**Extracted records:**
------------------------------------------------------------------------

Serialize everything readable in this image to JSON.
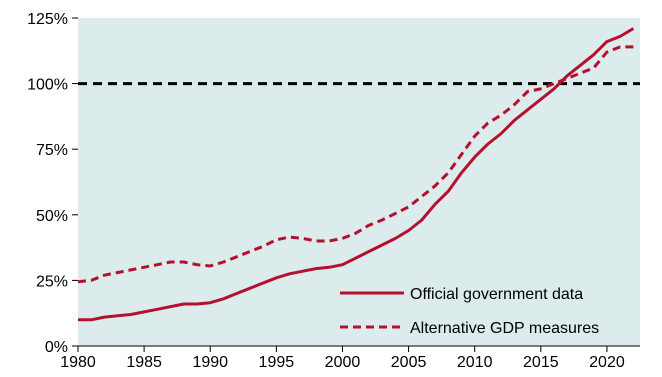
{
  "chart_data": {
    "type": "line",
    "title": "",
    "xlabel": "",
    "ylabel": "",
    "xlim": [
      1980,
      2022.5
    ],
    "ylim": [
      0,
      125
    ],
    "x_ticks": [
      1980,
      1985,
      1990,
      1995,
      2000,
      2005,
      2010,
      2015,
      2020
    ],
    "x_tick_labels": [
      "1980",
      "1985",
      "1990",
      "1995",
      "2000",
      "2005",
      "2010",
      "2015",
      "2020"
    ],
    "y_ticks": [
      0,
      25,
      50,
      75,
      100,
      125
    ],
    "y_tick_labels": [
      "0%",
      "25%",
      "50%",
      "75%",
      "100%",
      "125%"
    ],
    "reference_line": {
      "y": 100,
      "style": "dashed",
      "color": "#000000"
    },
    "grid": false,
    "background": "#dcebeb",
    "legend_position": "bottom-right",
    "series": [
      {
        "name": "Official government data",
        "style": "solid",
        "color": "#b5112f",
        "x": [
          1980,
          1981,
          1982,
          1983,
          1984,
          1985,
          1986,
          1987,
          1988,
          1989,
          1990,
          1991,
          1992,
          1993,
          1994,
          1995,
          1996,
          1997,
          1998,
          1999,
          2000,
          2001,
          2002,
          2003,
          2004,
          2005,
          2006,
          2007,
          2008,
          2009,
          2010,
          2011,
          2012,
          2013,
          2014,
          2015,
          2016,
          2017,
          2018,
          2019,
          2020,
          2021,
          2022
        ],
        "y": [
          10,
          10,
          11,
          11.5,
          12,
          13,
          14,
          15,
          16,
          16,
          16.5,
          18,
          20,
          22,
          24,
          26,
          27.5,
          28.5,
          29.5,
          30,
          31,
          33.5,
          36,
          38.5,
          41,
          44,
          48,
          54,
          59,
          66,
          72,
          77,
          81,
          86,
          90,
          94,
          98,
          103,
          107,
          111,
          116,
          118,
          121
        ]
      },
      {
        "name": "Alternative GDP measures",
        "style": "dashed",
        "color": "#b5112f",
        "x": [
          1980,
          1981,
          1982,
          1983,
          1984,
          1985,
          1986,
          1987,
          1988,
          1989,
          1990,
          1991,
          1992,
          1993,
          1994,
          1995,
          1996,
          1997,
          1998,
          1999,
          2000,
          2001,
          2002,
          2003,
          2004,
          2005,
          2006,
          2007,
          2008,
          2009,
          2010,
          2011,
          2012,
          2013,
          2014,
          2015,
          2016,
          2017,
          2018,
          2019,
          2020,
          2021,
          2022
        ],
        "y": [
          24.5,
          25,
          27,
          28,
          29,
          30,
          31,
          32,
          32,
          31,
          30.5,
          32,
          34,
          36,
          38,
          40.5,
          41.5,
          41,
          40,
          40,
          41,
          43,
          46,
          48,
          50.5,
          53,
          57,
          61,
          66,
          73,
          80,
          85,
          88,
          92,
          97,
          98,
          100,
          102,
          104,
          106,
          112,
          114,
          114
        ]
      }
    ]
  }
}
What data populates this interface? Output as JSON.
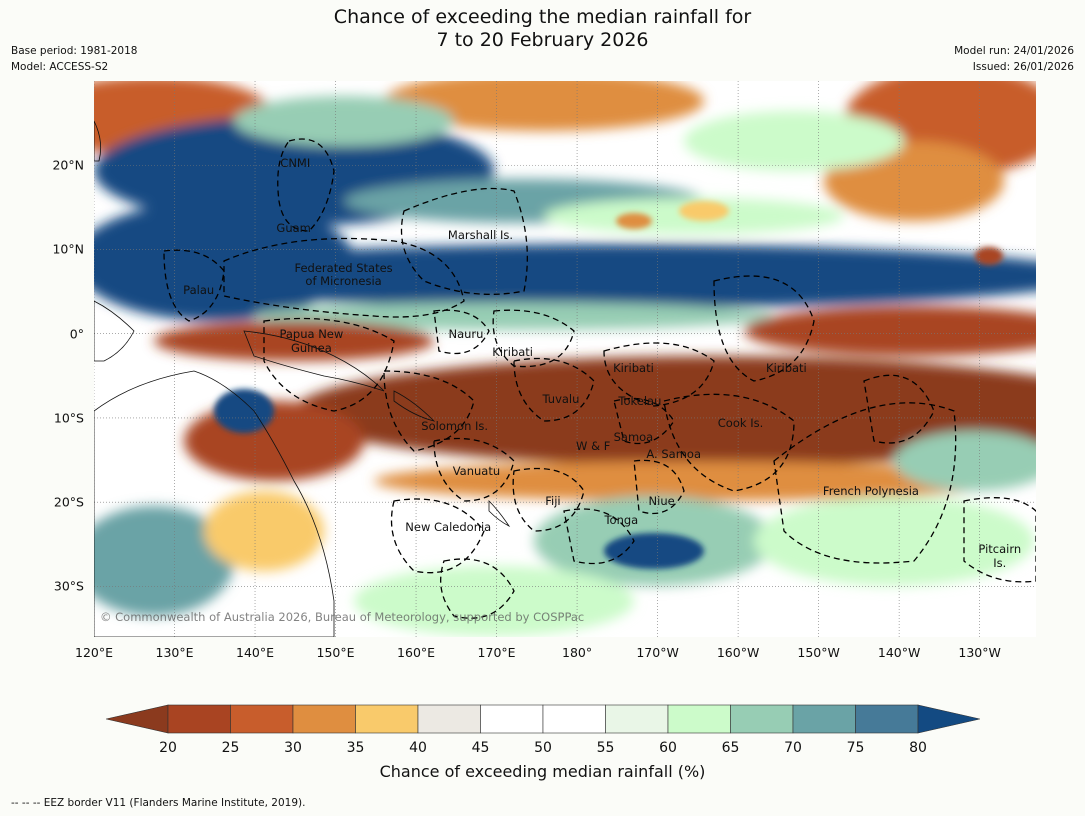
{
  "title": {
    "line1": "Chance of exceeding the median rainfall for",
    "line2": "7 to 20 February 2026"
  },
  "meta": {
    "base_period": "Base period: 1981-2018",
    "model": "Model: ACCESS-S2",
    "model_run": "Model run: 24/01/2026",
    "issued": "Issued: 26/01/2026"
  },
  "map": {
    "lon_range": [
      120,
      237
    ],
    "lat_range": [
      -36,
      30
    ],
    "x_ticks": [
      {
        "lon": 120,
        "label": "120°E"
      },
      {
        "lon": 130,
        "label": "130°E"
      },
      {
        "lon": 140,
        "label": "140°E"
      },
      {
        "lon": 150,
        "label": "150°E"
      },
      {
        "lon": 160,
        "label": "160°E"
      },
      {
        "lon": 170,
        "label": "170°E"
      },
      {
        "lon": 180,
        "label": "180°"
      },
      {
        "lon": 190,
        "label": "170°W"
      },
      {
        "lon": 200,
        "label": "160°W"
      },
      {
        "lon": 210,
        "label": "150°W"
      },
      {
        "lon": 220,
        "label": "140°W"
      },
      {
        "lon": 230,
        "label": "130°W"
      }
    ],
    "y_ticks": [
      {
        "lat": 20,
        "label": "20°N"
      },
      {
        "lat": 10,
        "label": "10°N"
      },
      {
        "lat": 0,
        "label": "0°"
      },
      {
        "lat": -10,
        "label": "10°S"
      },
      {
        "lat": -20,
        "label": "20°S"
      },
      {
        "lat": -30,
        "label": "30°S"
      }
    ],
    "places": [
      {
        "name": "CNMI",
        "lon": 145.0,
        "lat": 20.3
      },
      {
        "name": "Guam",
        "lon": 144.8,
        "lat": 12.6
      },
      {
        "name": "Marshall Is.",
        "lon": 168.0,
        "lat": 11.7
      },
      {
        "name": "Federated States",
        "lon": 151.0,
        "lat": 7.8
      },
      {
        "name": "of Micronesia",
        "lon": 151.0,
        "lat": 6.2
      },
      {
        "name": "Palau",
        "lon": 133.0,
        "lat": 5.2
      },
      {
        "name": "Papua New",
        "lon": 147.0,
        "lat": 0.0
      },
      {
        "name": "Guinea",
        "lon": 147.0,
        "lat": -1.7
      },
      {
        "name": "Nauru",
        "lon": 166.2,
        "lat": 0.0
      },
      {
        "name": "Kiribati",
        "lon": 172.0,
        "lat": -2.2
      },
      {
        "name": "Kiribati",
        "lon": 187.0,
        "lat": -4.1
      },
      {
        "name": "Kiribati",
        "lon": 206.0,
        "lat": -4.1
      },
      {
        "name": "Tuvalu",
        "lon": 178.0,
        "lat": -7.8
      },
      {
        "name": "Tokelau",
        "lon": 187.8,
        "lat": -8.0
      },
      {
        "name": "Solomon Is.",
        "lon": 164.8,
        "lat": -11.0
      },
      {
        "name": "Cook Is.",
        "lon": 200.3,
        "lat": -10.6
      },
      {
        "name": "Samoa",
        "lon": 187.0,
        "lat": -12.3
      },
      {
        "name": "W & F",
        "lon": 182.0,
        "lat": -13.3
      },
      {
        "name": "A. Samoa",
        "lon": 192.0,
        "lat": -14.3
      },
      {
        "name": "Vanuatu",
        "lon": 167.5,
        "lat": -16.3
      },
      {
        "name": "Fiji",
        "lon": 177.0,
        "lat": -19.8
      },
      {
        "name": "Niue",
        "lon": 190.5,
        "lat": -19.8
      },
      {
        "name": "French Polynesia",
        "lon": 216.5,
        "lat": -18.7
      },
      {
        "name": "Tonga",
        "lon": 185.5,
        "lat": -22.1
      },
      {
        "name": "New Caledonia",
        "lon": 164.0,
        "lat": -23.0
      },
      {
        "name": "Pitcairn",
        "lon": 232.5,
        "lat": -25.6
      },
      {
        "name": "Is.",
        "lon": 232.5,
        "lat": -27.2
      }
    ],
    "copyright": "© Commonwealth of Australia 2026, Bureau of Meteorology, supported by COSPPac"
  },
  "colorbar": {
    "title": "Chance of exceeding median rainfall (%)",
    "low_extend_color": "#8b3a1e",
    "high_extend_color": "#134a82",
    "bins": [
      {
        "from": 20,
        "to": 25,
        "color": "#a94422"
      },
      {
        "from": 25,
        "to": 30,
        "color": "#c85d2c"
      },
      {
        "from": 30,
        "to": 35,
        "color": "#df8e40"
      },
      {
        "from": 35,
        "to": 40,
        "color": "#f9ca6b"
      },
      {
        "from": 40,
        "to": 45,
        "color": "#ece9e3"
      },
      {
        "from": 45,
        "to": 50,
        "color": "#ffffff"
      },
      {
        "from": 50,
        "to": 55,
        "color": "#ffffff"
      },
      {
        "from": 55,
        "to": 60,
        "color": "#e9f6e7"
      },
      {
        "from": 60,
        "to": 65,
        "color": "#ccfbca"
      },
      {
        "from": 65,
        "to": 70,
        "color": "#97cdb4"
      },
      {
        "from": 70,
        "to": 75,
        "color": "#6aa3a6"
      },
      {
        "from": 75,
        "to": 80,
        "color": "#467a98"
      }
    ],
    "tick_labels": [
      "20",
      "25",
      "30",
      "35",
      "40",
      "45",
      "50",
      "55",
      "60",
      "65",
      "70",
      "75",
      "80"
    ]
  },
  "footnote": "--  --  -- EEZ border V11 (Flanders Marine Institute, 2019)."
}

------------------------------------------------------------------------

**Stated exercise:**
From the records above, pick out and copy each line holding the word "JSON".

**Task solution:**
Serialize everything readable in this image to JSON.
What data populates this interface? Output as JSON.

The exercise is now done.